Reproduce the material in full, exactly as written.

* Start *

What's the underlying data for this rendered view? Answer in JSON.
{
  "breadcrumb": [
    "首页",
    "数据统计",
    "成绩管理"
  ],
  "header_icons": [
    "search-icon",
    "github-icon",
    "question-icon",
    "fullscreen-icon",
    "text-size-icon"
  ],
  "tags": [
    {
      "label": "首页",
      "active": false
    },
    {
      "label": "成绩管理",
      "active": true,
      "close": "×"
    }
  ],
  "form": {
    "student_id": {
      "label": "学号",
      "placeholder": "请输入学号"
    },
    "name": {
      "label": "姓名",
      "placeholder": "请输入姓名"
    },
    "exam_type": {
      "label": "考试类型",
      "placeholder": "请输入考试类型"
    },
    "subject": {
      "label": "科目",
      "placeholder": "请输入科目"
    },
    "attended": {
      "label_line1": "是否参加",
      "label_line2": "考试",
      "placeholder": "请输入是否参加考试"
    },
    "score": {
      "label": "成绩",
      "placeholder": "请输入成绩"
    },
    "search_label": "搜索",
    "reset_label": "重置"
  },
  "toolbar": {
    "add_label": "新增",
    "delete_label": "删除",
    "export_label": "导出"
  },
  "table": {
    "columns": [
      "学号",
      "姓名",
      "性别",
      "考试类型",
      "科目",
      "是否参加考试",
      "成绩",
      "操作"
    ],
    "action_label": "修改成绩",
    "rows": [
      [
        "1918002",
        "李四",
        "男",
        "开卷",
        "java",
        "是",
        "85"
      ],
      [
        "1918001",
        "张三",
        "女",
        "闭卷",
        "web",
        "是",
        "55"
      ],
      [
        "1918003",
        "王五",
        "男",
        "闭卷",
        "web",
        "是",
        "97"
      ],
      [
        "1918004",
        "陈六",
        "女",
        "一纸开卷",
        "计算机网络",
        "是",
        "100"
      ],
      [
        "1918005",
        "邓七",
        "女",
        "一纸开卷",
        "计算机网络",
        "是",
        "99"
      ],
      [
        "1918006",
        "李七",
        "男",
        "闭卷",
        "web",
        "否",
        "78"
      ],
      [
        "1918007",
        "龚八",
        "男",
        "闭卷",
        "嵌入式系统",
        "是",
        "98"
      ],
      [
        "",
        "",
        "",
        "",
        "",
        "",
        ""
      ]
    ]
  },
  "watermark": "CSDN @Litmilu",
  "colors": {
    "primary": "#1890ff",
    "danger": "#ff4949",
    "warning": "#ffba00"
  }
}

* End *

Task output >>
What's the underlying data for this rendered view? Answer in JSON.
{
  "breadcrumb": [
    "首页",
    "数据统计",
    "成绩管理"
  ],
  "header_icons": [
    "search-icon",
    "github-icon",
    "question-icon",
    "fullscreen-icon",
    "text-size-icon"
  ],
  "tags": [
    {
      "label": "首页",
      "active": false
    },
    {
      "label": "成绩管理",
      "active": true,
      "close": "×"
    }
  ],
  "form": {
    "student_id": {
      "label": "学号",
      "placeholder": "请输入学号"
    },
    "name": {
      "label": "姓名",
      "placeholder": "请输入姓名"
    },
    "exam_type": {
      "label": "考试类型",
      "placeholder": "请输入考试类型"
    },
    "subject": {
      "label": "科目",
      "placeholder": "请输入科目"
    },
    "attended": {
      "label_line1": "是否参加",
      "label_line2": "考试",
      "placeholder": "请输入是否参加考试"
    },
    "score": {
      "label": "成绩",
      "placeholder": "请输入成绩"
    },
    "search_label": "搜索",
    "reset_label": "重置"
  },
  "toolbar": {
    "add_label": "新增",
    "delete_label": "删除",
    "export_label": "导出"
  },
  "table": {
    "columns": [
      "学号",
      "姓名",
      "性别",
      "考试类型",
      "科目",
      "是否参加考试",
      "成绩",
      "操作"
    ],
    "action_label": "修改成绩",
    "rows": [
      [
        "1918002",
        "李四",
        "男",
        "开卷",
        "java",
        "是",
        "85"
      ],
      [
        "1918001",
        "张三",
        "女",
        "闭卷",
        "web",
        "是",
        "55"
      ],
      [
        "1918003",
        "王五",
        "男",
        "闭卷",
        "web",
        "是",
        "97"
      ],
      [
        "1918004",
        "陈六",
        "女",
        "一纸开卷",
        "计算机网络",
        "是",
        "100"
      ],
      [
        "1918005",
        "邓七",
        "女",
        "一纸开卷",
        "计算机网络",
        "是",
        "99"
      ],
      [
        "1918006",
        "李七",
        "男",
        "闭卷",
        "web",
        "否",
        "78"
      ],
      [
        "1918007",
        "龚八",
        "男",
        "闭卷",
        "嵌入式系统",
        "是",
        "98"
      ],
      [
        "",
        "",
        "",
        "",
        "",
        "",
        ""
      ]
    ]
  },
  "watermark": "CSDN @Litmilu",
  "colors": {
    "primary": "#1890ff",
    "danger": "#ff4949",
    "warning": "#ffba00"
  }
}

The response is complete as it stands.